▸ **YOUR TASK**
Copy all lines that contain the word "español".

____ RECORDS FOR THE EXERCISE

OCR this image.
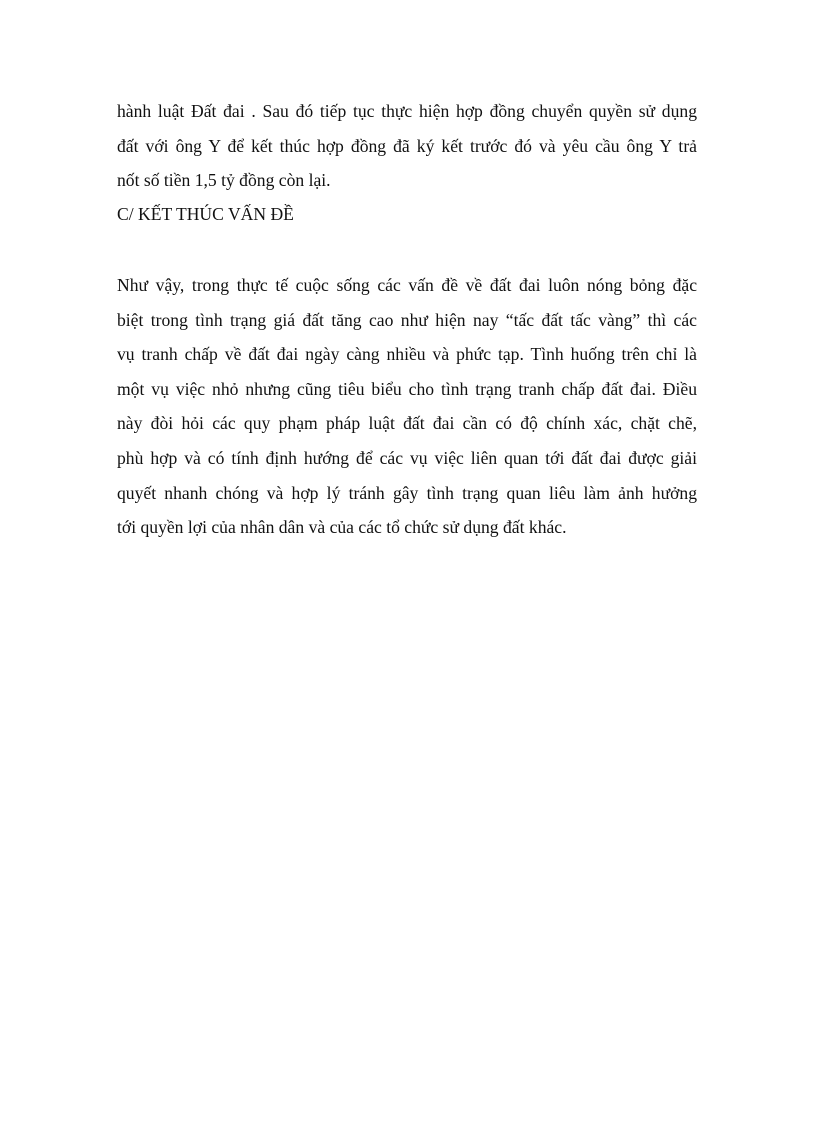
hành luật Đất đai . Sau đó tiếp tục thực hiện hợp đồng chuyển quyền sử dụng
đất với ông Y để kết thúc hợp đồng đã ký kết trước đó và yêu cầu ông Y trả
nốt số tiền 1,5 tỷ đồng còn lại.
C/ KẾT THÚC VẤN ĐỀ
Như vậy, trong thực tế cuộc sống các vấn đề về đất đai luôn nóng bỏng đặc
biệt trong tình trạng giá đất tăng cao như hiện nay “tấc đất tấc vàng” thì các
vụ tranh chấp về đất đai ngày càng nhiều và phức tạp. Tình huống trên chỉ là
một vụ việc nhỏ nhưng cũng tiêu biểu cho tình trạng tranh chấp đất đai. Điều
này đòi hỏi các quy phạm pháp luật đất đai cần có độ chính xác, chặt chẽ,
phù hợp và có tính định hướng để các vụ việc liên quan tới đất đai được giải
quyết nhanh chóng và hợp lý tránh gây tình trạng quan liêu làm ảnh hưởng
tới quyền lợi của nhân dân và của các tổ chức sử dụng đất khác.
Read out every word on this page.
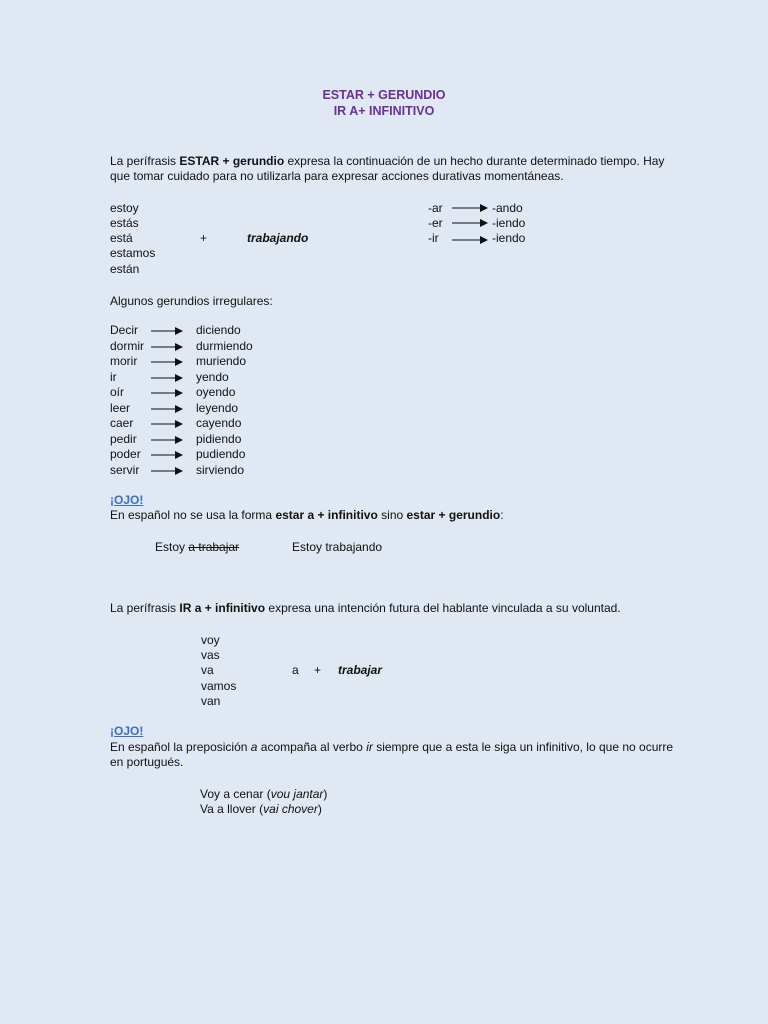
ESTAR + GERUNDIO
IR A+ INFINITIVO
La perífrasis ESTAR + gerundio expresa la continuación de un hecho durante determinado tiempo. Hay
que tomar cuidado para no utilizarla para expresar acciones durativas momentáneas.
estoy
estás
está
estamos
están
+	trabajando
-ar	-ando
-er	-iendo
-ir	-iendo
Algunos gerundios irregulares:
Decir	diciendo
dormir	durmiendo
morir	muriendo
ir	yendo
oír	oyendo
leer	leyendo
caer	cayendo
pedir	pidiendo
poder	pudiendo
servir	sirviendo
¡OJO!
En español no se usa la forma estar a + infinitivo sino estar + gerundio:
Estoy a trabajar	Estoy trabajando
La perífrasis IR a + infinitivo expresa una intención futura del hablante vinculada a su voluntad.
voy
vas
va
vamos
van
a + trabajar
¡OJO!
En español la preposición a acompaña al verbo ir siempre que a esta le siga un infinitivo, lo que no ocurre
en portugués.
Voy a cenar (vou jantar)
Va a llover (vai chover)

________

▸ **ANSWER IN FULL**
En español no se usa la forma estar a + infinitivo sino estar + gerundio:
En español la preposición a acompaña al verbo ir siempre que a esta le siga un infinitivo, lo que no ocurre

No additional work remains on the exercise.